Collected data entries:
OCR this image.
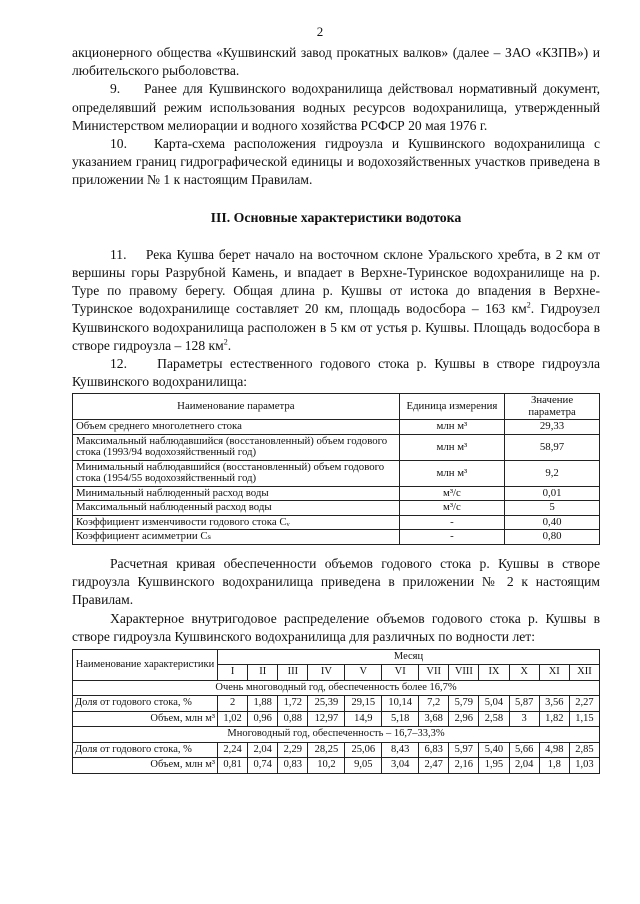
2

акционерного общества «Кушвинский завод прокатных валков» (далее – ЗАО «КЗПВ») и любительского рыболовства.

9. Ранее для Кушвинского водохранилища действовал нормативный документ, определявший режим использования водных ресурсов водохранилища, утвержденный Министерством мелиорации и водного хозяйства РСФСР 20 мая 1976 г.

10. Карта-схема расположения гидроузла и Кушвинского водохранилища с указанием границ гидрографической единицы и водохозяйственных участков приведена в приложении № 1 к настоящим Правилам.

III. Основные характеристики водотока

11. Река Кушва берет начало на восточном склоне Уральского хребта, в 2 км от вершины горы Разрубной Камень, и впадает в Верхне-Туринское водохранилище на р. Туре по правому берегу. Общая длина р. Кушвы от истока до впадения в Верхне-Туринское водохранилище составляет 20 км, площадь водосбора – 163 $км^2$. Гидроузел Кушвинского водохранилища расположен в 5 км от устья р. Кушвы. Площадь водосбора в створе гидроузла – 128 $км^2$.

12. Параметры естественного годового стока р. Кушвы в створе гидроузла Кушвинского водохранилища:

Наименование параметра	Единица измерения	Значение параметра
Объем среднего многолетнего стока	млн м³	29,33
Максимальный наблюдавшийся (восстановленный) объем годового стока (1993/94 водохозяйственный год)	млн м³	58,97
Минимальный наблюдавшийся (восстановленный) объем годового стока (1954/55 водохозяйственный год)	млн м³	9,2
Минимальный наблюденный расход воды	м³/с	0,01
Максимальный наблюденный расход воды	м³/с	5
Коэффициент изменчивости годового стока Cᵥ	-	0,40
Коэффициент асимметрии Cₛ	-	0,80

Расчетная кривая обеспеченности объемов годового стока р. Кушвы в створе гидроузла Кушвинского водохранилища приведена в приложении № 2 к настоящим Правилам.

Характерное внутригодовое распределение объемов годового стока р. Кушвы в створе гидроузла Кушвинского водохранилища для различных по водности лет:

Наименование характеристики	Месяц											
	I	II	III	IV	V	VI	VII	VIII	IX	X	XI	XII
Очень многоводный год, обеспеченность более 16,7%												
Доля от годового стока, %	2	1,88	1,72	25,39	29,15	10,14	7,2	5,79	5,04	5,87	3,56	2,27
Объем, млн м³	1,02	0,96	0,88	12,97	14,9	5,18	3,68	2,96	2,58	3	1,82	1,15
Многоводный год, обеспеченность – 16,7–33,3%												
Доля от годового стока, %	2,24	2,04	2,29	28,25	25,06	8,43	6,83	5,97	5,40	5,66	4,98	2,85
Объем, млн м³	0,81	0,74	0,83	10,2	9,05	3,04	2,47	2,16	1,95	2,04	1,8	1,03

● **TASK REQUIREMENTS**
Reproduce every record above exactly, but leave out the pictures.

● **RIGHT ANSWER**
OCR this image.
2

акционерного общества «Кушвинский завод прокатных валков» (далее – ЗАО «КЗПВ») и любительского рыболовства.

9. Ранее для Кушвинского водохранилища действовал нормативный документ, определявший режим использования водных ресурсов водохранилища, утвержденный Министерством мелиорации и водного хозяйства РСФСР 20 мая 1976 г.

10. Карта-схема расположения гидроузла и Кушвинского водохранилища с указанием границ гидрографической единицы и водохозяйственных участков приведена в приложении № 1 к настоящим Правилам.

III. Основные характеристики водотока

11. Река Кушва берет начало на восточном склоне Уральского хребта, в 2 км от вершины горы Разрубной Камень, и впадает в Верхне-Туринское водохранилище на р. Туре по правому берегу. Общая длина р. Кушвы от истока до впадения в Верхне-Туринское водохранилище составляет 20 км, площадь водосбора – 163 $км^2$. Гидроузел Кушвинского водохранилища расположен в 5 км от устья р. Кушвы. Площадь водосбора в створе гидроузла – 128 $км^2$.

12. Параметры естественного годового стока р. Кушвы в створе гидроузла Кушвинского водохранилища:

Наименование параметра	Единица измерения	Значение параметра
Объем среднего многолетнего стока	млн м³	29,33
Максимальный наблюдавшийся (восстановленный) объем годового стока (1993/94 водохозяйственный год)	млн м³	58,97
Минимальный наблюдавшийся (восстановленный) объем годового стока (1954/55 водохозяйственный год)	млн м³	9,2
Минимальный наблюденный расход воды	м³/с	0,01
Максимальный наблюденный расход воды	м³/с	5
Коэффициент изменчивости годового стока Cᵥ	-	0,40
Коэффициент асимметрии Cₛ	-	0,80

Расчетная кривая обеспеченности объемов годового стока р. Кушвы в створе гидроузла Кушвинского водохранилища приведена в приложении № 2 к настоящим Правилам.

Характерное внутригодовое распределение объемов годового стока р. Кушвы в створе гидроузла Кушвинского водохранилища для различных по водности лет:

Наименование характеристики	Месяц											
	I	II	III	IV	V	VI	VII	VIII	IX	X	XI	XII
Очень многоводный год, обеспеченность более 16,7%												
Доля от годового стока, %	2	1,88	1,72	25,39	29,15	10,14	7,2	5,79	5,04	5,87	3,56	2,27
Объем, млн м³	1,02	0,96	0,88	12,97	14,9	5,18	3,68	2,96	2,58	3	1,82	1,15
Многоводный год, обеспеченность – 16,7–33,3%												
Доля от годового стока, %	2,24	2,04	2,29	28,25	25,06	8,43	6,83	5,97	5,40	5,66	4,98	2,85
Объем, млн м³	0,81	0,74	0,83	10,2	9,05	3,04	2,47	2,16	1,95	2,04	1,8	1,03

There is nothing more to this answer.